■ **PROBLEM DETAILS**:
Records follow. Select each line holding "here".

■ **Extracted data entries**:
= = = = =
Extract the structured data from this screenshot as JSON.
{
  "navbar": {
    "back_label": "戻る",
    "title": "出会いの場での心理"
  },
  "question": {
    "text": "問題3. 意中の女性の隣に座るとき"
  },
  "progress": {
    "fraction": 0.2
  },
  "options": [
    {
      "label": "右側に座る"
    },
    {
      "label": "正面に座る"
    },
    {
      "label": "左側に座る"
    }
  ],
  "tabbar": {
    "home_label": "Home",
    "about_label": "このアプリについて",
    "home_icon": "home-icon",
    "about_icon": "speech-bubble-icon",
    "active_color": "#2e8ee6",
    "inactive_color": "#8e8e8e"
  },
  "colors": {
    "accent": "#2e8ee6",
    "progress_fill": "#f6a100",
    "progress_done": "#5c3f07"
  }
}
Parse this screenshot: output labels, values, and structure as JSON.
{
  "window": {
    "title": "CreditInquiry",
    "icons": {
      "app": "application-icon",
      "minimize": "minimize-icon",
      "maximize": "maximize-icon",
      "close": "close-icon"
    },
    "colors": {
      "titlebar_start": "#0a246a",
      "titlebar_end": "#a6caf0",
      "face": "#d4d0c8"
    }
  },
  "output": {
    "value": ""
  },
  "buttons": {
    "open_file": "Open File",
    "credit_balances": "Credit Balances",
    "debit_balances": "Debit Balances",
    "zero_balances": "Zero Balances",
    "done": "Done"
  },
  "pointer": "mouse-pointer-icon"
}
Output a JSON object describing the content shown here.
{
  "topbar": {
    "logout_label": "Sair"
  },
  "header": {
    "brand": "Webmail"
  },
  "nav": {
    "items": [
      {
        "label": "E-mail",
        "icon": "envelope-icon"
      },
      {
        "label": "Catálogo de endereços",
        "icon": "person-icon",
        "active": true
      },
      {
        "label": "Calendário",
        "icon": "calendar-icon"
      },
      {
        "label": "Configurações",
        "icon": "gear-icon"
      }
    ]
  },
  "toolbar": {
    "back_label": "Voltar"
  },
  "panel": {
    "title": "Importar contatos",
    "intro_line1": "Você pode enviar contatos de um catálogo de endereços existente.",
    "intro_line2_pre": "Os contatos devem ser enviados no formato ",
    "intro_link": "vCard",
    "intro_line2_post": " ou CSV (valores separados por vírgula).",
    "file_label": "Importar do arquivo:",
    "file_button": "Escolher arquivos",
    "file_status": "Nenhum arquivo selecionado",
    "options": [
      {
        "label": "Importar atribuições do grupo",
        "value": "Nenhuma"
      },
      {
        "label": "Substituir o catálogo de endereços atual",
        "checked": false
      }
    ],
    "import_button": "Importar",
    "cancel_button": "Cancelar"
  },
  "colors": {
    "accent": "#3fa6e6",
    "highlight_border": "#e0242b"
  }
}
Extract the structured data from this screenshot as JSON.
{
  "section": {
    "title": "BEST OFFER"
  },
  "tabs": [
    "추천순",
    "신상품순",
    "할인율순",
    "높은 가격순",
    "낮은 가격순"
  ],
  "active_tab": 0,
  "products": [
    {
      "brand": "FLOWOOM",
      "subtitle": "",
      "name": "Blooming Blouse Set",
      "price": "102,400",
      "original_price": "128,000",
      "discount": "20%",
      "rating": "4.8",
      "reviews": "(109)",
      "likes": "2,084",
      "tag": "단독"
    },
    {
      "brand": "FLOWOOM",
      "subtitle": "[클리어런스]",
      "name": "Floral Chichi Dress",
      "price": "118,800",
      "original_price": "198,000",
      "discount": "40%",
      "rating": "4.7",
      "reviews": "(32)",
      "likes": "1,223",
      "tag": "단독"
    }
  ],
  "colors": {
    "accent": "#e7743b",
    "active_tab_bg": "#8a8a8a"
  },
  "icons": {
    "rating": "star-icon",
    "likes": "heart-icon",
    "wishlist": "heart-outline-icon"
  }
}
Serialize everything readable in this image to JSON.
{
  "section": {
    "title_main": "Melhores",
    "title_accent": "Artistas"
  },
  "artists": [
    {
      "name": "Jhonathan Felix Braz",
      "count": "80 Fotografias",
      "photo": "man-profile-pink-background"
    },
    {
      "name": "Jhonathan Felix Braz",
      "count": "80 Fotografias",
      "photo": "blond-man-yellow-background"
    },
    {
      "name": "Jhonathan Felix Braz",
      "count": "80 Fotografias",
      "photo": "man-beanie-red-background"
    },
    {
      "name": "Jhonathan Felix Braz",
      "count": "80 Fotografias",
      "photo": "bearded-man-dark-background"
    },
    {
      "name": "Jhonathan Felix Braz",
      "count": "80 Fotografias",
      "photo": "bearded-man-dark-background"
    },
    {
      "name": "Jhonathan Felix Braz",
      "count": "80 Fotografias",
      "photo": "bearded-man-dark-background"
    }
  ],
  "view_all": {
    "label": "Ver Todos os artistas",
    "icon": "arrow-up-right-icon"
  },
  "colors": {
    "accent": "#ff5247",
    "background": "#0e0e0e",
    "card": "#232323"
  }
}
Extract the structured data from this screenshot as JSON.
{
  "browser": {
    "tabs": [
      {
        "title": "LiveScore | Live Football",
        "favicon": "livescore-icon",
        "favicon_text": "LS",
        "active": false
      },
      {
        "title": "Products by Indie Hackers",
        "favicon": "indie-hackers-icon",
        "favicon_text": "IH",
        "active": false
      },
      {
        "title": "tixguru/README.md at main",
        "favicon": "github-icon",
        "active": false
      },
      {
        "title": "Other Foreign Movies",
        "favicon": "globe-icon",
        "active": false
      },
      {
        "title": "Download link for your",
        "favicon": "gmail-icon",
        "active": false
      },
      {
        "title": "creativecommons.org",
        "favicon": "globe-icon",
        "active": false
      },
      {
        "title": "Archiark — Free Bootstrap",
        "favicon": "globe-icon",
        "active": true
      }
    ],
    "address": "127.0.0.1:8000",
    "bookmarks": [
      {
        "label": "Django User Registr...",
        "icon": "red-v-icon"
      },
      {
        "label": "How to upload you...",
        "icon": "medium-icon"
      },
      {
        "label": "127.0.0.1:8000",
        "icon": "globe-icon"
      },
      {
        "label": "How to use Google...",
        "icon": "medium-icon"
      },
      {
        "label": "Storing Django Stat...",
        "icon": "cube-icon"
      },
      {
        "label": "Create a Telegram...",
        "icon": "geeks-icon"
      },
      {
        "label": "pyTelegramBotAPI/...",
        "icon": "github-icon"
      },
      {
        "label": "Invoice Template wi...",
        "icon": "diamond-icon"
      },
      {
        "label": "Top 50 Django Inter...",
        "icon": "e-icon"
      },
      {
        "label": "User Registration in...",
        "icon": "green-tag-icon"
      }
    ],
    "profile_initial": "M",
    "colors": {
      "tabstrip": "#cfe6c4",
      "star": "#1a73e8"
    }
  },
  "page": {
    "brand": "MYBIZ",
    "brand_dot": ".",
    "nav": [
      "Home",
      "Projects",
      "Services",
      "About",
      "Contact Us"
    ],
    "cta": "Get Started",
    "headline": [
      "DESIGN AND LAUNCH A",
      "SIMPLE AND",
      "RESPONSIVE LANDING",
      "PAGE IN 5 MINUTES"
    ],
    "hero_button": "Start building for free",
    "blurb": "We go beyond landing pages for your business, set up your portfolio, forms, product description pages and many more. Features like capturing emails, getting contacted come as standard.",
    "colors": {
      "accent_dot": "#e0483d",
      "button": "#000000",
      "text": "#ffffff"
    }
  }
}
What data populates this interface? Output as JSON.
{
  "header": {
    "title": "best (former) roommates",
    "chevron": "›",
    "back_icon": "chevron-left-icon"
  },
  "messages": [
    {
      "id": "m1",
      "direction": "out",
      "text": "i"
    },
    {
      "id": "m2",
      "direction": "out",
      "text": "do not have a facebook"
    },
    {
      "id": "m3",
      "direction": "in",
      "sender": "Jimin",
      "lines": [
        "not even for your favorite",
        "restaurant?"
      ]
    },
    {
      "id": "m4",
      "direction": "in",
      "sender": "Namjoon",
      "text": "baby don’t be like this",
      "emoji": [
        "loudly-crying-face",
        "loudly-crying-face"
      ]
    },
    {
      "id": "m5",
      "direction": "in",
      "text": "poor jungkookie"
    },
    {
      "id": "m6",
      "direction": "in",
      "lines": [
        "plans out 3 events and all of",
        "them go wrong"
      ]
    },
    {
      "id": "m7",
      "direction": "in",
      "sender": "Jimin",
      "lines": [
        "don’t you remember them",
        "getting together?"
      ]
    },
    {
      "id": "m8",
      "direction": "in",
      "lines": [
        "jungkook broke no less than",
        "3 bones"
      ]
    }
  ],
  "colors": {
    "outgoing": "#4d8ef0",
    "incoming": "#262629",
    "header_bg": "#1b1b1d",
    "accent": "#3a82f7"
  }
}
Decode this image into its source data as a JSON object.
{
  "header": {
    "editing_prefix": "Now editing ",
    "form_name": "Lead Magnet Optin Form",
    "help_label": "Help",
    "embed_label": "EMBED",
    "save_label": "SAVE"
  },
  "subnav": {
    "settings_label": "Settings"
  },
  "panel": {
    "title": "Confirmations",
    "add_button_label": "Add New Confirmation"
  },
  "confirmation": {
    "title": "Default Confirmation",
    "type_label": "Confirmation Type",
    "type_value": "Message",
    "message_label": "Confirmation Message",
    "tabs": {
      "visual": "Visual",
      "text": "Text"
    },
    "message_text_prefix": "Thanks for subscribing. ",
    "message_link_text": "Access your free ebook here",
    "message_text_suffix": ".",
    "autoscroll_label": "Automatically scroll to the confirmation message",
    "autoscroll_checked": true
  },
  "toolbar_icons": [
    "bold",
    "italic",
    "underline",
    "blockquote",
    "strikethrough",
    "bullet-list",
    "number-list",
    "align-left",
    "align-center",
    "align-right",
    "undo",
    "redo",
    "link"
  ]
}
= = = = =
■ **TASK ANSWER**:
Output a JSON object describing the content shown here.
    "message_link_text": "Access your free ebook here",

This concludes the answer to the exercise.